TASK PROMPT: Reproduce every record below exactly as it appears.

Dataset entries
※
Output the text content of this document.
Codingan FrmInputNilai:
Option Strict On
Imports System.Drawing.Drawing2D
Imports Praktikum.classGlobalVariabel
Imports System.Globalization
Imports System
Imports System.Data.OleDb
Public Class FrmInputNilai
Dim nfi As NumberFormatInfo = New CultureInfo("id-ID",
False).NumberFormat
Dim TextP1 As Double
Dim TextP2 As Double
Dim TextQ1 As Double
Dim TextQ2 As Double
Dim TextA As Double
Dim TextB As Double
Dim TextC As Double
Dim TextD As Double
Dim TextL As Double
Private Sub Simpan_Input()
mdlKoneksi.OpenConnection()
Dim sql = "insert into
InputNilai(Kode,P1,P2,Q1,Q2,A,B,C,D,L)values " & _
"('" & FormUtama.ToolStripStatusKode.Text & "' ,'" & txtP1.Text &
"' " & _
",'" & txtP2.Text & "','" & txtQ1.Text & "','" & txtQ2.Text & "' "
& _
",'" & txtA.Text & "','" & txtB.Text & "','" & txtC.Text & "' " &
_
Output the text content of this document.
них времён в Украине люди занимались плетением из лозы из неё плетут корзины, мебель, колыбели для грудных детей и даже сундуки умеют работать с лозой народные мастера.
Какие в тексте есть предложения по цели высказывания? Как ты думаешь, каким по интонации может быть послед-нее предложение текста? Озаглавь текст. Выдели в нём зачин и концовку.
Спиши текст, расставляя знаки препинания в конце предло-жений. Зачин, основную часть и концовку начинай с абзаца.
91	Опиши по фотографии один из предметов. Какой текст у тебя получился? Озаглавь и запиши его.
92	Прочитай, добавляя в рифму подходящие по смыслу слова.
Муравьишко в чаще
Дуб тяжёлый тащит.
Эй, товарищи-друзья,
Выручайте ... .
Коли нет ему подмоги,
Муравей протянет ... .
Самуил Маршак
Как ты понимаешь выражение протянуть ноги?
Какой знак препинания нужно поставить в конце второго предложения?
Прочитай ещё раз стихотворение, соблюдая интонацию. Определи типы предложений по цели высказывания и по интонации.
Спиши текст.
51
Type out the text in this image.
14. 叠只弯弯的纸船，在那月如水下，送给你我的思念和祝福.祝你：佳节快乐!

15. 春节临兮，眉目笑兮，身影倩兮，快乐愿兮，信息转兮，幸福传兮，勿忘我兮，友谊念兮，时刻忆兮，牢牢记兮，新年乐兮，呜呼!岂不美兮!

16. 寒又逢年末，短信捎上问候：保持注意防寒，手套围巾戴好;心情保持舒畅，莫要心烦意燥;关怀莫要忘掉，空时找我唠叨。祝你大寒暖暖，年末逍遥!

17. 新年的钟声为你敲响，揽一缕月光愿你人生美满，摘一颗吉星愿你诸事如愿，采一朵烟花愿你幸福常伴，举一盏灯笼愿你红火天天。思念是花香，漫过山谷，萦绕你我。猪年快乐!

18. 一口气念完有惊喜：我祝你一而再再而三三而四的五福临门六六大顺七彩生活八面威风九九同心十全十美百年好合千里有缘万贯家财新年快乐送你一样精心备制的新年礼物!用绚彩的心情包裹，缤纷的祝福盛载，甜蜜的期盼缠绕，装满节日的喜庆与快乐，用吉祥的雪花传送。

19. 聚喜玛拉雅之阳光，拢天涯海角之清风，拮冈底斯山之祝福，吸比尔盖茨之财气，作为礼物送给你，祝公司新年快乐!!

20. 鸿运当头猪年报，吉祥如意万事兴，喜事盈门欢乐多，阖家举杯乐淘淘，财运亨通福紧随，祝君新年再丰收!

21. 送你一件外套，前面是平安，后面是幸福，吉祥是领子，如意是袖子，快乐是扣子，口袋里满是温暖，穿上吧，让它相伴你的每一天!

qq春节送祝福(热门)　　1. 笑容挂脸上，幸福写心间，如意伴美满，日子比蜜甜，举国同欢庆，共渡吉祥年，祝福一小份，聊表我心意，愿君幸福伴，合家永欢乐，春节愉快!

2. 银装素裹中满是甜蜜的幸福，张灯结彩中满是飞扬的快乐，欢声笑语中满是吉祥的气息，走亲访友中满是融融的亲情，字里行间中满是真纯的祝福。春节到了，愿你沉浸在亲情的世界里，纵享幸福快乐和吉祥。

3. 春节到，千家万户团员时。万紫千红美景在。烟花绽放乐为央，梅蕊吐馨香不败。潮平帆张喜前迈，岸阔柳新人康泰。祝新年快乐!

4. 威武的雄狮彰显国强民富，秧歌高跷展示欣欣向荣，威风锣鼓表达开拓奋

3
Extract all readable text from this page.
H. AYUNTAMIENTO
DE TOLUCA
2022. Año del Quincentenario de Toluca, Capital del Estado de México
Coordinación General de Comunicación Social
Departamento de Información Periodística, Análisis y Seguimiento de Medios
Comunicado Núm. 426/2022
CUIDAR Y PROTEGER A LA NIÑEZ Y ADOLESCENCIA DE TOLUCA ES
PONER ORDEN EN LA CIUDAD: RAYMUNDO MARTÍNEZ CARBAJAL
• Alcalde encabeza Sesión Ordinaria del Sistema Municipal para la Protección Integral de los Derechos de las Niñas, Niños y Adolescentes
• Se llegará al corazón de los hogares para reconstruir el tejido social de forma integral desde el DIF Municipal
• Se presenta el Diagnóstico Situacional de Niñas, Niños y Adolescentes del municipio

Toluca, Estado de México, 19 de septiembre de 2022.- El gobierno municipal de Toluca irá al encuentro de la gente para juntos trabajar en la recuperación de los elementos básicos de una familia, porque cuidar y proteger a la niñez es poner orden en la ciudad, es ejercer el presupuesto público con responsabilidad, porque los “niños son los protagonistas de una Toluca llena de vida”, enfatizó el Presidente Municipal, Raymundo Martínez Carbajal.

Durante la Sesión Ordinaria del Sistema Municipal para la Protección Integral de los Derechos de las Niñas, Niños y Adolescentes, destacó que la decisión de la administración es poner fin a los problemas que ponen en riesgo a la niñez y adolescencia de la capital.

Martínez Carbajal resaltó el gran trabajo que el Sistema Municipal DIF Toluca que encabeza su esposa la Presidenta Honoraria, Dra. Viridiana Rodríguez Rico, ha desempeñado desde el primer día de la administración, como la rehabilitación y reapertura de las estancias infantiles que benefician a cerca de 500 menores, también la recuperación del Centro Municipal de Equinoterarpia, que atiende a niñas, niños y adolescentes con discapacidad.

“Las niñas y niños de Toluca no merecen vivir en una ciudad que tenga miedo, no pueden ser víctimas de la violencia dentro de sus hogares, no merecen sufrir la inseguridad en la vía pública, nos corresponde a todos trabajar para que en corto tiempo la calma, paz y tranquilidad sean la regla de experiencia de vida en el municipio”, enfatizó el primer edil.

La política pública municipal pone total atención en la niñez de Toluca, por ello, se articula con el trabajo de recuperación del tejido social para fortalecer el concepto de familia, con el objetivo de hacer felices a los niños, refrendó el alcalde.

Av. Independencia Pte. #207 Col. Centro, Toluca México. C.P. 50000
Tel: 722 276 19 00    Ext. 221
※
RESULT BELOW:
Output the text content of this document.
Codingan FrmInputNilai:
Option Strict On
Imports System.Drawing.Drawing2D
Imports Praktikum.classGlobalVariabel
Imports System.Globalization
Imports System
Imports System.Data.OleDb
Public Class FrmInputNilai
Dim nfi As NumberFormatInfo = New CultureInfo("id-ID",
False).NumberFormat
Dim TextP1 As Double
Dim TextP2 As Double
Dim TextQ1 As Double
Dim TextQ2 As Double
Dim TextA As Double
Dim TextB As Double
Dim TextC As Double
Dim TextD As Double
Dim TextL As Double
Private Sub Simpan_Input()
mdlKoneksi.OpenConnection()
Dim sql = "insert into
InputNilai(Kode,P1,P2,Q1,Q2,A,B,C,D,L)values " & _
"('" & FormUtama.ToolStripStatusKode.Text & "' ,'" & txtP1.Text &
"' " & _
",'" & txtP2.Text & "','" & txtQ1.Text & "','" & txtQ2.Text & "' "
& _
",'" & txtA.Text & "','" & txtB.Text & "','" & txtC.Text & "' " &
_
Output the text content of this document.
них времён в Украине люди занимались плетением из лозы из неё плетут корзины, мебель, колыбели для грудных детей и даже сундуки умеют работать с лозой народные мастера.
Какие в тексте есть предложения по цели высказывания? Как ты думаешь, каким по интонации может быть послед-нее предложение текста? Озаглавь текст. Выдели в нём зачин и концовку.
Спиши текст, расставляя знаки препинания в конце предло-жений. Зачин, основную часть и концовку начинай с абзаца.
91	Опиши по фотографии один из предметов. Какой текст у тебя получился? Озаглавь и запиши его.
92	Прочитай, добавляя в рифму подходящие по смыслу слова.
Муравьишко в чаще
Дуб тяжёлый тащит.
Эй, товарищи-друзья,
Выручайте ... .
Коли нет ему подмоги,
Муравей протянет ... .
Самуил Маршак
Как ты понимаешь выражение протянуть ноги?
Какой знак препинания нужно поставить в конце второго предложения?
Прочитай ещё раз стихотворение, соблюдая интонацию. Определи типы предложений по цели высказывания и по интонации.
Спиши текст.
51
Type out the text in this image.
14. 叠只弯弯的纸船，在那月如水下，送给你我的思念和祝福.祝你：佳节快乐!

15. 春节临兮，眉目笑兮，身影倩兮，快乐愿兮，信息转兮，幸福传兮，勿忘我兮，友谊念兮，时刻忆兮，牢牢记兮，新年乐兮，呜呼!岂不美兮!

16. 寒又逢年末，短信捎上问候：保持注意防寒，手套围巾戴好;心情保持舒畅，莫要心烦意燥;关怀莫要忘掉，空时找我唠叨。祝你大寒暖暖，年末逍遥!

17. 新年的钟声为你敲响，揽一缕月光愿你人生美满，摘一颗吉星愿你诸事如愿，采一朵烟花愿你幸福常伴，举一盏灯笼愿你红火天天。思念是花香，漫过山谷，萦绕你我。猪年快乐!

18. 一口气念完有惊喜：我祝你一而再再而三三而四的五福临门六六大顺七彩生活八面威风九九同心十全十美百年好合千里有缘万贯家财新年快乐送你一样精心备制的新年礼物!用绚彩的心情包裹，缤纷的祝福盛载，甜蜜的期盼缠绕，装满节日的喜庆与快乐，用吉祥的雪花传送。

19. 聚喜玛拉雅之阳光，拢天涯海角之清风，拮冈底斯山之祝福，吸比尔盖茨之财气，作为礼物送给你，祝公司新年快乐!!

20. 鸿运当头猪年报，吉祥如意万事兴，喜事盈门欢乐多，阖家举杯乐淘淘，财运亨通福紧随，祝君新年再丰收!

21. 送你一件外套，前面是平安，后面是幸福，吉祥是领子，如意是袖子，快乐是扣子，口袋里满是温暖，穿上吧，让它相伴你的每一天!

qq春节送祝福(热门)　　1. 笑容挂脸上，幸福写心间，如意伴美满，日子比蜜甜，举国同欢庆，共渡吉祥年，祝福一小份，聊表我心意，愿君幸福伴，合家永欢乐，春节愉快!

2. 银装素裹中满是甜蜜的幸福，张灯结彩中满是飞扬的快乐，欢声笑语中满是吉祥的气息，走亲访友中满是融融的亲情，字里行间中满是真纯的祝福。春节到了，愿你沉浸在亲情的世界里，纵享幸福快乐和吉祥。

3. 春节到，千家万户团员时。万紫千红美景在。烟花绽放乐为央，梅蕊吐馨香不败。潮平帆张喜前迈，岸阔柳新人康泰。祝新年快乐!

4. 威武的雄狮彰显国强民富，秧歌高跷展示欣欣向荣，威风锣鼓表达开拓奋

3
Extract all readable text from this page.
H. AYUNTAMIENTO
DE TOLUCA
2022. Año del Quincentenario de Toluca, Capital del Estado de México
Coordinación General de Comunicación Social
Departamento de Información Periodística, Análisis y Seguimiento de Medios
Comunicado Núm. 426/2022
CUIDAR Y PROTEGER A LA NIÑEZ Y ADOLESCENCIA DE TOLUCA ES
PONER ORDEN EN LA CIUDAD: RAYMUNDO MARTÍNEZ CARBAJAL
• Alcalde encabeza Sesión Ordinaria del Sistema Municipal para la Protección Integral de los Derechos de las Niñas, Niños y Adolescentes
• Se llegará al corazón de los hogares para reconstruir el tejido social de forma integral desde el DIF Municipal
• Se presenta el Diagnóstico Situacional de Niñas, Niños y Adolescentes del municipio

Toluca, Estado de México, 19 de septiembre de 2022.- El gobierno municipal de Toluca irá al encuentro de la gente para juntos trabajar en la recuperación de los elementos básicos de una familia, porque cuidar y proteger a la niñez es poner orden en la ciudad, es ejercer el presupuesto público con responsabilidad, porque los “niños son los protagonistas de una Toluca llena de vida”, enfatizó el Presidente Municipal, Raymundo Martínez Carbajal.

Durante la Sesión Ordinaria del Sistema Municipal para la Protección Integral de los Derechos de las Niñas, Niños y Adolescentes, destacó que la decisión de la administración es poner fin a los problemas que ponen en riesgo a la niñez y adolescencia de la capital.

Martínez Carbajal resaltó el gran trabajo que el Sistema Municipal DIF Toluca que encabeza su esposa la Presidenta Honoraria, Dra. Viridiana Rodríguez Rico, ha desempeñado desde el primer día de la administración, como la rehabilitación y reapertura de las estancias infantiles que benefician a cerca de 500 menores, también la recuperación del Centro Municipal de Equinoterarpia, que atiende a niñas, niños y adolescentes con discapacidad.

“Las niñas y niños de Toluca no merecen vivir en una ciudad que tenga miedo, no pueden ser víctimas de la violencia dentro de sus hogares, no merecen sufrir la inseguridad en la vía pública, nos corresponde a todos trabajar para que en corto tiempo la calma, paz y tranquilidad sean la regla de experiencia de vida en el municipio”, enfatizó el primer edil.

La política pública municipal pone total atención en la niñez de Toluca, por ello, se articula con el trabajo de recuperación del tejido social para fortalecer el concepto de familia, con el objetivo de hacer felices a los niños, refrendó el alcalde.

Av. Independencia Pte. #207 Col. Centro, Toluca México. C.P. 50000
Tel: 722 276 19 00    Ext. 221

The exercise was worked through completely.